-- What you should do --
Work out how many lines in the data hold the word "JSON", and reply with that number only.

-- Data lines --
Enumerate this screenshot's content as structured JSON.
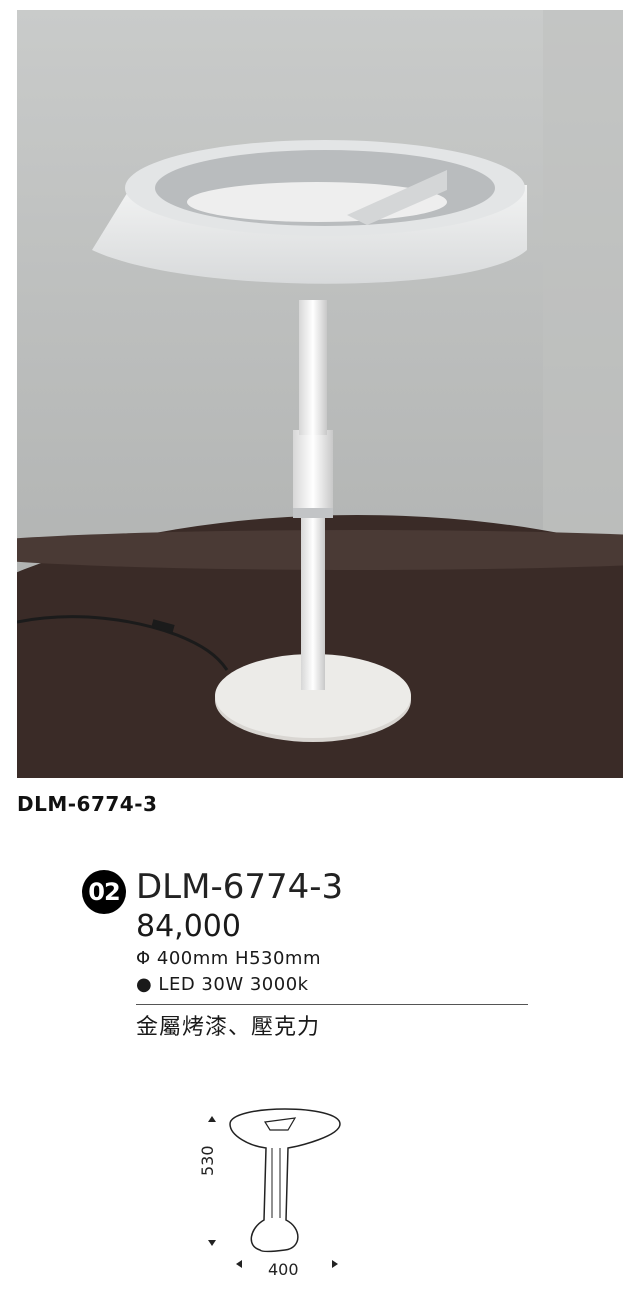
{
  "caption": "DLM-6774-3",
  "spec": {
    "badge": "02",
    "model": "DLM-6774-3",
    "price": "84,000",
    "dimensions": "Φ 400mm H530mm",
    "led": "● LED 30W 3000k",
    "material": "金屬烤漆、壓克力"
  },
  "diagram": {
    "height": "530",
    "width": "400"
  }
}
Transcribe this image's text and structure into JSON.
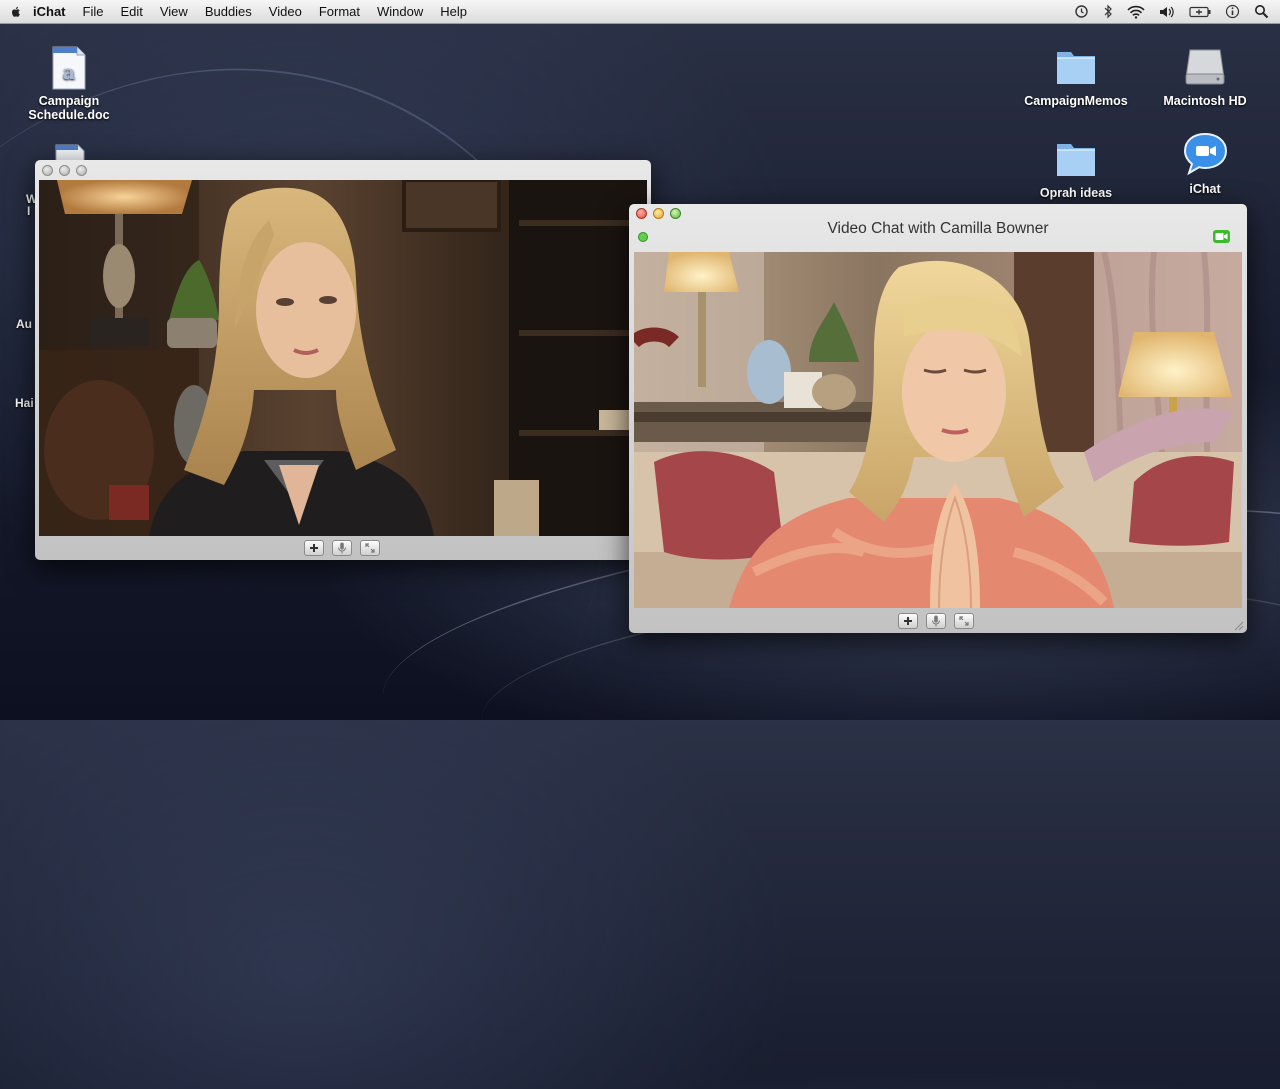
{
  "menubar": {
    "app": "iChat",
    "items": [
      "File",
      "Edit",
      "View",
      "Buddies",
      "Video",
      "Format",
      "Window",
      "Help"
    ],
    "status_icons": [
      "time-machine-icon",
      "bluetooth-icon",
      "wifi-icon",
      "volume-icon",
      "battery-icon",
      "info-icon",
      "spotlight-icon"
    ]
  },
  "desktop": {
    "icons": [
      {
        "label_line1": "Campaign",
        "label_line2": "Schedule.doc"
      },
      {
        "label": "CampaignMemos"
      },
      {
        "label": "Macintosh HD"
      },
      {
        "label": "Oprah ideas"
      },
      {
        "label": "iChat"
      }
    ],
    "cut_labels": [
      "W",
      "I",
      "Au",
      "Hai"
    ]
  },
  "left_window": {
    "title": ""
  },
  "right_window": {
    "title": "Video Chat with Camilla Bowner"
  },
  "colors": {
    "accent_green": "#3dbb2f",
    "close_red": "#e0443a",
    "minimize_yellow": "#e7a92e",
    "zoom_green": "#58b33a"
  }
}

-- Finished exercise --
2